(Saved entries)
-------------------------

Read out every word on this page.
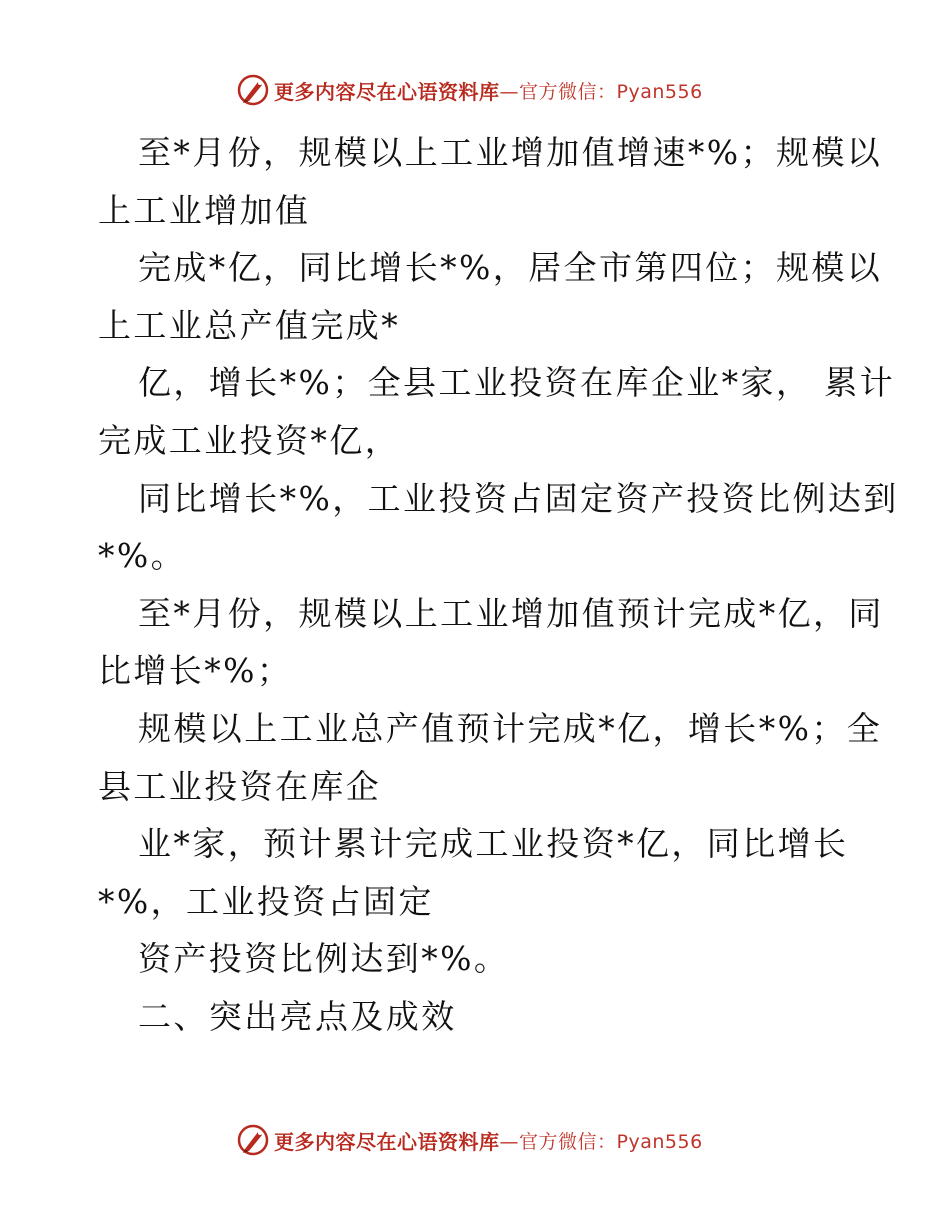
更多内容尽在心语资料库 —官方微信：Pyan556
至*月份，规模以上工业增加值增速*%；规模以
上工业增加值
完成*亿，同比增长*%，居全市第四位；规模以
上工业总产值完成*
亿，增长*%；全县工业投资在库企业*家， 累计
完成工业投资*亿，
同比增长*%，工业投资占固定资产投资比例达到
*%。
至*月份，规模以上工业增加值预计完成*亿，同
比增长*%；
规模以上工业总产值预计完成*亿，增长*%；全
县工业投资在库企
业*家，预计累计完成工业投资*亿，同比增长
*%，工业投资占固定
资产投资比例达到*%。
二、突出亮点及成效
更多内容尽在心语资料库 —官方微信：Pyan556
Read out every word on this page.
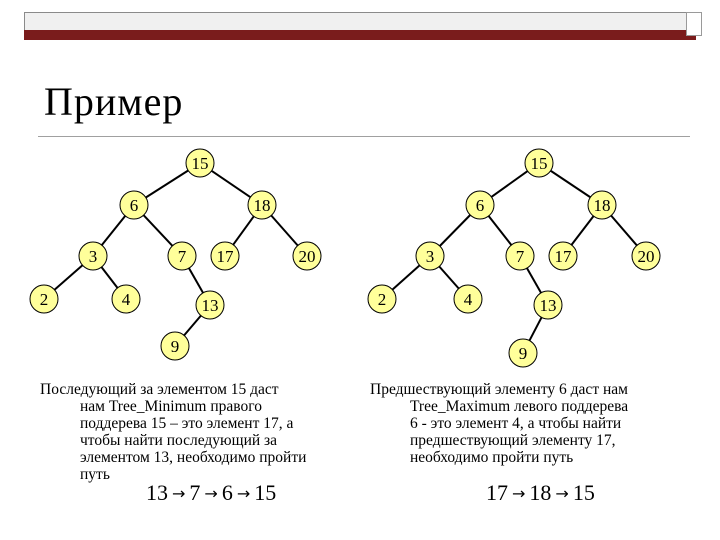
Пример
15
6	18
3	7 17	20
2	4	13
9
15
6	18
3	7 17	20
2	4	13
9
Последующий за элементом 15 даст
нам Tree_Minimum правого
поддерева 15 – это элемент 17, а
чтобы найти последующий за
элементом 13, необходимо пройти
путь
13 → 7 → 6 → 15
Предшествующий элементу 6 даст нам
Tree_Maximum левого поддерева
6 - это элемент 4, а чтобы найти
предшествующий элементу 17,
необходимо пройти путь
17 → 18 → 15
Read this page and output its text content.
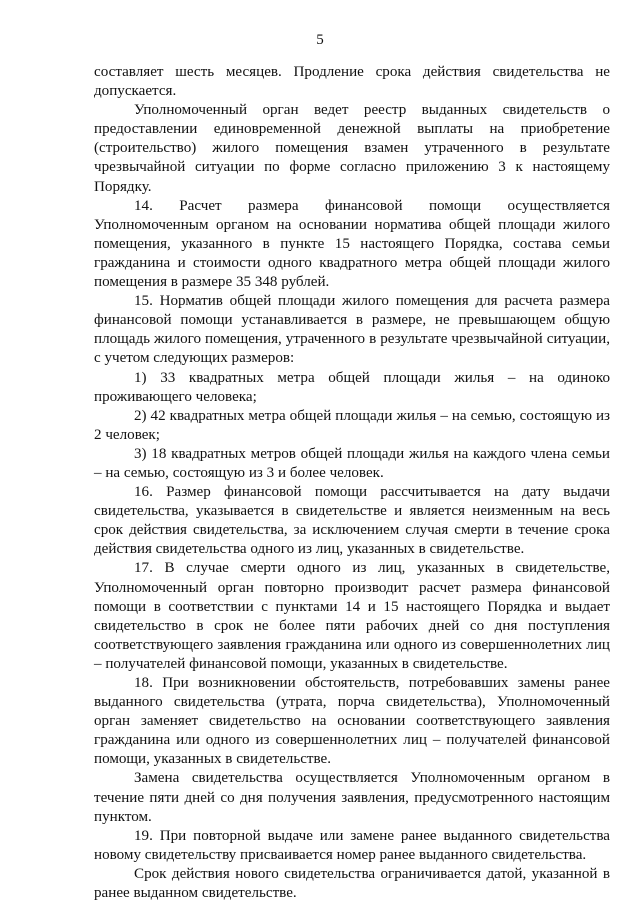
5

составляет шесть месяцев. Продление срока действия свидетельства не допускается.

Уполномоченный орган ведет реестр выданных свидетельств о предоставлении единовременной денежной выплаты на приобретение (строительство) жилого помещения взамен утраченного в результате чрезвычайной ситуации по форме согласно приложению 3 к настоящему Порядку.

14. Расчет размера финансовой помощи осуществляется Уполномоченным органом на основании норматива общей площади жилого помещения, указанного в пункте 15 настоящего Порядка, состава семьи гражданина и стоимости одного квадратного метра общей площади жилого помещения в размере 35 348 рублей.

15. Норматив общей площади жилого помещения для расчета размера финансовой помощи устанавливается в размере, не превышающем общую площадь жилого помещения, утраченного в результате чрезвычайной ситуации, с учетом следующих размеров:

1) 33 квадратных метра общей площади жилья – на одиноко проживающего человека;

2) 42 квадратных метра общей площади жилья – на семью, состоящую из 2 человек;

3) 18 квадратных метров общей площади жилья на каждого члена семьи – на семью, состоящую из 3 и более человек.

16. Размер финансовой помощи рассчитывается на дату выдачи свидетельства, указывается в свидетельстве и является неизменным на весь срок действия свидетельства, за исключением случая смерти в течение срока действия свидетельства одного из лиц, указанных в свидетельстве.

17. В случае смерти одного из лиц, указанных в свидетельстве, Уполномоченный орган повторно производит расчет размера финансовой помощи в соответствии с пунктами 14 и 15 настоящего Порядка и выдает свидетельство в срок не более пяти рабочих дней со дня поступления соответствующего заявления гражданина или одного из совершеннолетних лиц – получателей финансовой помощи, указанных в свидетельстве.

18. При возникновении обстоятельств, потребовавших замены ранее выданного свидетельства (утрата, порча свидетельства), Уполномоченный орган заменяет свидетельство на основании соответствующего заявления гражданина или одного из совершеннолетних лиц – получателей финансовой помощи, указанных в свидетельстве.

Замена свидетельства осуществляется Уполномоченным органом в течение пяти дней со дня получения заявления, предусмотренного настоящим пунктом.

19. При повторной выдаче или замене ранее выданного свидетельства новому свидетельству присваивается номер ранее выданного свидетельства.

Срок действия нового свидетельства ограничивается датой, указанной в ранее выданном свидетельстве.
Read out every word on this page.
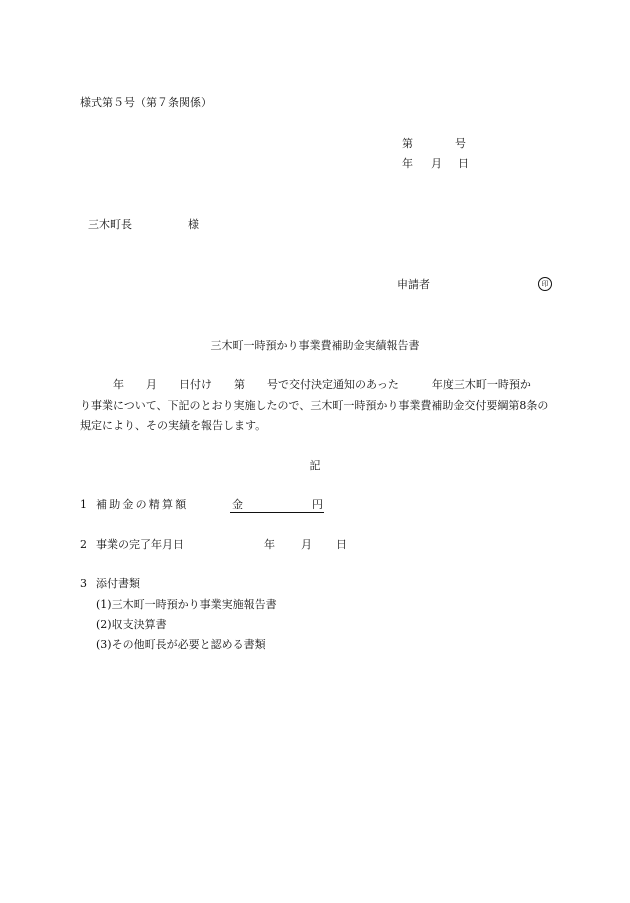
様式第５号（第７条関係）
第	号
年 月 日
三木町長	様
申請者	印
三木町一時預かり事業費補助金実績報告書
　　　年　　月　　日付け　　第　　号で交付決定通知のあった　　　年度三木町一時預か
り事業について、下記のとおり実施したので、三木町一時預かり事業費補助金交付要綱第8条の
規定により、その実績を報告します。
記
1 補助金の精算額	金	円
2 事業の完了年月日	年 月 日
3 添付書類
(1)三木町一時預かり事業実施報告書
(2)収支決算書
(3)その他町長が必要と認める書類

-------------------------

* [SHORT TASK]
Without including any pictures, print each record exactly.

* [COMPLETE RESPONSE]
Read out every word on this page.
更多内容尽在心语资料库 —官方微信：Pyan556
至*月份，规模以上工业增加值增速*%；规模以
上工业增加值
完成*亿，同比增长*%，居全市第四位；规模以
上工业总产值完成*
亿，增长*%；全县工业投资在库企业*家， 累计
完成工业投资*亿，
同比增长*%，工业投资占固定资产投资比例达到
*%。
至*月份，规模以上工业增加值预计完成*亿，同
比增长*%；
规模以上工业总产值预计完成*亿，增长*%；全
县工业投资在库企
业*家，预计累计完成工业投资*亿，同比增长
*%，工业投资占固定
资产投资比例达到*%。
二、突出亮点及成效
更多内容尽在心语资料库 —官方微信：Pyan556
Read out every word on this page.
Пример
15
6	18
3	7 17	20
2	4	13
9
15
6	18
3	7 17	20
2	4	13
9
Последующий за элементом 15 даст
нам Tree_Minimum правого
поддерева 15 – это элемент 17, а
чтобы найти последующий за
элементом 13, необходимо пройти
путь
13 → 7 → 6 → 15
Предшествующий элементу 6 даст нам
Tree_Maximum левого поддерева
6 - это элемент 4, а чтобы найти
предшествующий элементу 17,
необходимо пройти путь
17 → 18 → 15
Read this page and output its text content.
5

составляет шесть месяцев. Продление срока действия свидетельства не допускается.

Уполномоченный орган ведет реестр выданных свидетельств о предоставлении единовременной денежной выплаты на приобретение (строительство) жилого помещения взамен утраченного в результате чрезвычайной ситуации по форме согласно приложению 3 к настоящему Порядку.

14. Расчет размера финансовой помощи осуществляется Уполномоченным органом на основании норматива общей площади жилого помещения, указанного в пункте 15 настоящего Порядка, состава семьи гражданина и стоимости одного квадратного метра общей площади жилого помещения в размере 35 348 рублей.

15. Норматив общей площади жилого помещения для расчета размера финансовой помощи устанавливается в размере, не превышающем общую площадь жилого помещения, утраченного в результате чрезвычайной ситуации, с учетом следующих размеров:

1) 33 квадратных метра общей площади жилья – на одиноко проживающего человека;

2) 42 квадратных метра общей площади жилья – на семью, состоящую из 2 человек;

3) 18 квадратных метров общей площади жилья на каждого члена семьи – на семью, состоящую из 3 и более человек.

16. Размер финансовой помощи рассчитывается на дату выдачи свидетельства, указывается в свидетельстве и является неизменным на весь срок действия свидетельства, за исключением случая смерти в течение срока действия свидетельства одного из лиц, указанных в свидетельстве.

17. В случае смерти одного из лиц, указанных в свидетельстве, Уполномоченный орган повторно производит расчет размера финансовой помощи в соответствии с пунктами 14 и 15 настоящего Порядка и выдает свидетельство в срок не более пяти рабочих дней со дня поступления соответствующего заявления гражданина или одного из совершеннолетних лиц – получателей финансовой помощи, указанных в свидетельстве.

18. При возникновении обстоятельств, потребовавших замены ранее выданного свидетельства (утрата, порча свидетельства), Уполномоченный орган заменяет свидетельство на основании соответствующего заявления гражданина или одного из совершеннолетних лиц – получателей финансовой помощи, указанных в свидетельстве.

Замена свидетельства осуществляется Уполномоченным органом в течение пяти дней со дня получения заявления, предусмотренного настоящим пунктом.

19. При повторной выдаче или замене ранее выданного свидетельства новому свидетельству присваивается номер ранее выданного свидетельства.

Срок действия нового свидетельства ограничивается датой, указанной в ранее выданном свидетельстве.
Read out every word on this page.
様式第５号（第７条関係）
第	号
年 月 日
三木町長	様
申請者	印
三木町一時預かり事業費補助金実績報告書
　　　年　　月　　日付け　　第　　号で交付決定通知のあった　　　年度三木町一時預か
り事業について、下記のとおり実施したので、三木町一時預かり事業費補助金交付要綱第8条の
規定により、その実績を報告します。
記
1 補助金の精算額	金	円
2 事業の完了年月日	年 月 日
3 添付書類
(1)三木町一時預かり事業実施報告書
(2)収支決算書
(3)その他町長が必要と認める書類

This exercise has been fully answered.